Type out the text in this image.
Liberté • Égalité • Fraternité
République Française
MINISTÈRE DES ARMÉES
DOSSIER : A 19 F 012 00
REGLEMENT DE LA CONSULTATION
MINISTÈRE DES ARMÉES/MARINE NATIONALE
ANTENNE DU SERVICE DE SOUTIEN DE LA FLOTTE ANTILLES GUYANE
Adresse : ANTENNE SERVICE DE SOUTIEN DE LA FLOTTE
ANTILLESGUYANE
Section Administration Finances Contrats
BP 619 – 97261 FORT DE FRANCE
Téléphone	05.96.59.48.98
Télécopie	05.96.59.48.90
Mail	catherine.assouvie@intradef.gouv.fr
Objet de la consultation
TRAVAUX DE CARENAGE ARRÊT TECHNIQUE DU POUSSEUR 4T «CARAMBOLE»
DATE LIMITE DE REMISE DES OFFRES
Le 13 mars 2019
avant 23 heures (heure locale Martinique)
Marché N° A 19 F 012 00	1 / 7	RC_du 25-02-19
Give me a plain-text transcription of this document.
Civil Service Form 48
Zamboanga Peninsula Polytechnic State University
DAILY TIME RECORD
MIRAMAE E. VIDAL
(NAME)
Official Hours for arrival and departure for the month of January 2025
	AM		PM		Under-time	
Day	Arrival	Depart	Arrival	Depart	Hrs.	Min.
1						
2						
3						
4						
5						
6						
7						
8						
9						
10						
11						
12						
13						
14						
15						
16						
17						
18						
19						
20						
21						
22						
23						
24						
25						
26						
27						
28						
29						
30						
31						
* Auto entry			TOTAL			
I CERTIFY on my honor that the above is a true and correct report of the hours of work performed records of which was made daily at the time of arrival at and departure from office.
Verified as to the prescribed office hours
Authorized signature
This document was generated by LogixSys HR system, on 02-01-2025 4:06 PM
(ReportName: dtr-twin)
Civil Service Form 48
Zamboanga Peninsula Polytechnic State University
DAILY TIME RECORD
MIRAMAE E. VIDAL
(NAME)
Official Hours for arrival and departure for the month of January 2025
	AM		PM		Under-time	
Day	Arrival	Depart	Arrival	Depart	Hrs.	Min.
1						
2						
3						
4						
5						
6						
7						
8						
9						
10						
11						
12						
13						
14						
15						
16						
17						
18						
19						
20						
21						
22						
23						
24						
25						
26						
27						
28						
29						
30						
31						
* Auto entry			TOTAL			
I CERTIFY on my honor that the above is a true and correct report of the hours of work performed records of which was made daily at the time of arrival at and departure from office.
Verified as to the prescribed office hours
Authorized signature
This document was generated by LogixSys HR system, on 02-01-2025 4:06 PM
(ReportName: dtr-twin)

Problem to solve
Beginning at the line that holds "Give me a plain-text", write out word for word each line through the end of the records.

Result for this task
Give me a plain-text transcription of this document.
Civil Service Form 48
Zamboanga Peninsula Polytechnic State University
DAILY TIME RECORD
MIRAMAE E. VIDAL
(NAME)
Official Hours for arrival and departure for the month of January 2025
	AM		PM		Under-time	
Day	Arrival	Depart	Arrival	Depart	Hrs.	Min.
1						
2						
3						
4						
5						
6						
7						
8						
9						
10						
11						
12						
13						
14						
15						
16						
17						
18						
19						
20						
21						
22						
23						
24						
25						
26						
27						
28						
29						
30						
31						
* Auto entry			TOTAL			
I CERTIFY on my honor that the above is a true and correct report of the hours of work performed records of which was made daily at the time of arrival at and departure from office.
Verified as to the prescribed office hours
Authorized signature
This document was generated by LogixSys HR system, on 02-01-2025 4:06 PM
(ReportName: dtr-twin)
Civil Service Form 48
Zamboanga Peninsula Polytechnic State University
DAILY TIME RECORD
MIRAMAE E. VIDAL
(NAME)
Official Hours for arrival and departure for the month of January 2025
	AM		PM		Under-time	
Day	Arrival	Depart	Arrival	Depart	Hrs.	Min.
1						
2						
3						
4						
5						
6						
7						
8						
9						
10						
11						
12						
13						
14						
15						
16						
17						
18						
19						
20						
21						
22						
23						
24						
25						
26						
27						
28						
29						
30						
31						
* Auto entry			TOTAL			
I CERTIFY on my honor that the above is a true and correct report of the hours of work performed records of which was made daily at the time of arrival at and departure from office.
Verified as to the prescribed office hours
Authorized signature
This document was generated by LogixSys HR system, on 02-01-2025 4:06 PM
(ReportName: dtr-twin)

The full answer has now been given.